» Stated task: Each line of the listing that contains the word "JSON" is to be copied.

» Dataset content:
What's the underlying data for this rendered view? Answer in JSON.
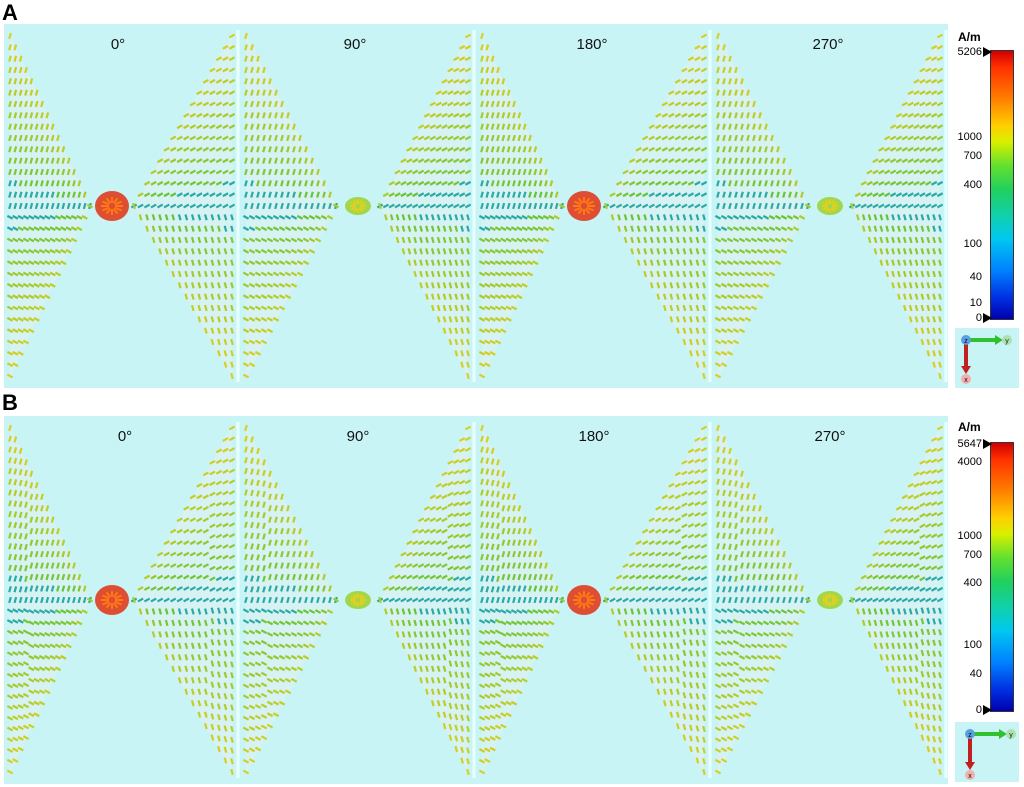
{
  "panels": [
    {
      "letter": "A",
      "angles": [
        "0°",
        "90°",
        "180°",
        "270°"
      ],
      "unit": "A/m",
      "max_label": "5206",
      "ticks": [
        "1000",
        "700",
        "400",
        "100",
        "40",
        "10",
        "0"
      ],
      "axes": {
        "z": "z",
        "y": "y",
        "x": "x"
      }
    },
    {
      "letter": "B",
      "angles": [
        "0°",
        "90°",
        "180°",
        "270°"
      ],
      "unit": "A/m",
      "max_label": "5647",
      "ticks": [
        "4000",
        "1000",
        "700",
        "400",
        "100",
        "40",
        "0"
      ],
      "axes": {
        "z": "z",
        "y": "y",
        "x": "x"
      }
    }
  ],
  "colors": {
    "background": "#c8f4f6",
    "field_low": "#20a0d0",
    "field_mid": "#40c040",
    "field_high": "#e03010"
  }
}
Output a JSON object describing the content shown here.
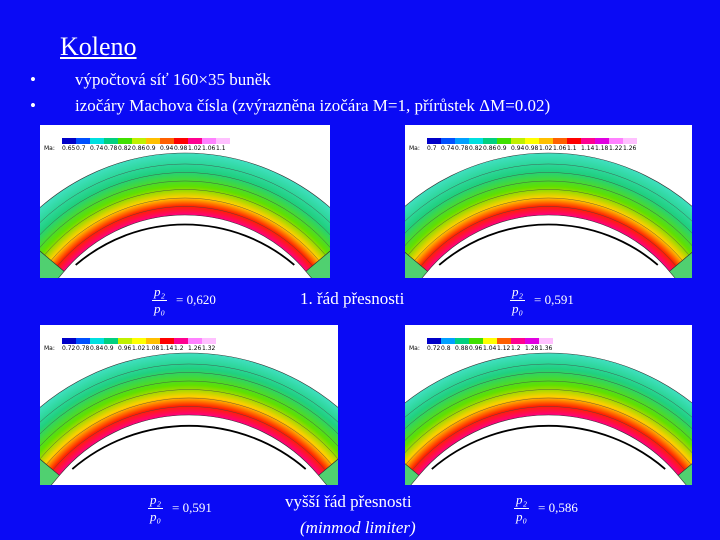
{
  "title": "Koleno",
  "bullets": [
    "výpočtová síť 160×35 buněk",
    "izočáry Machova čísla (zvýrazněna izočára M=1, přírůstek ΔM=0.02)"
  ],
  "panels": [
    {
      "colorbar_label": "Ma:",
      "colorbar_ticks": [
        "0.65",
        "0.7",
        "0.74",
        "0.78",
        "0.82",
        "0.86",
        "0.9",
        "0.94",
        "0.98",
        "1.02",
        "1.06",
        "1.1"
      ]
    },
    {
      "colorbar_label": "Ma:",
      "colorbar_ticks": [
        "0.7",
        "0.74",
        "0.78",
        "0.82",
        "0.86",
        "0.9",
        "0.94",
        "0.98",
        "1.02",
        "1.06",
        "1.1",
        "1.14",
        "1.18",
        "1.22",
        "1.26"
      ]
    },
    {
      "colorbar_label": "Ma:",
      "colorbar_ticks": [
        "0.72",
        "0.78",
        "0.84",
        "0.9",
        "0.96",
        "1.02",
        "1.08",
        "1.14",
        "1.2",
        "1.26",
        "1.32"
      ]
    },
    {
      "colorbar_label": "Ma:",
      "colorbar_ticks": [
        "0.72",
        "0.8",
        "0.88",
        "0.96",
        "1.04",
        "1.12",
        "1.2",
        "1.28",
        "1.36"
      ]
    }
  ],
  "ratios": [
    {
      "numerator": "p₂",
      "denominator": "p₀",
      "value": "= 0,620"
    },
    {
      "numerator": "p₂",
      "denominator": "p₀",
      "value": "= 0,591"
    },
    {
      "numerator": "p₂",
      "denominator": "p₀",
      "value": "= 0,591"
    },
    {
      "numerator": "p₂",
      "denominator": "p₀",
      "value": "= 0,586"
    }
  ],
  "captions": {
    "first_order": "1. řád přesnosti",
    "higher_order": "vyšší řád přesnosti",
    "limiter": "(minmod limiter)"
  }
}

» Written answer:
What's the underlying data for this rendered view? Answer in JSON.
Output a JSON object describing the content shown here.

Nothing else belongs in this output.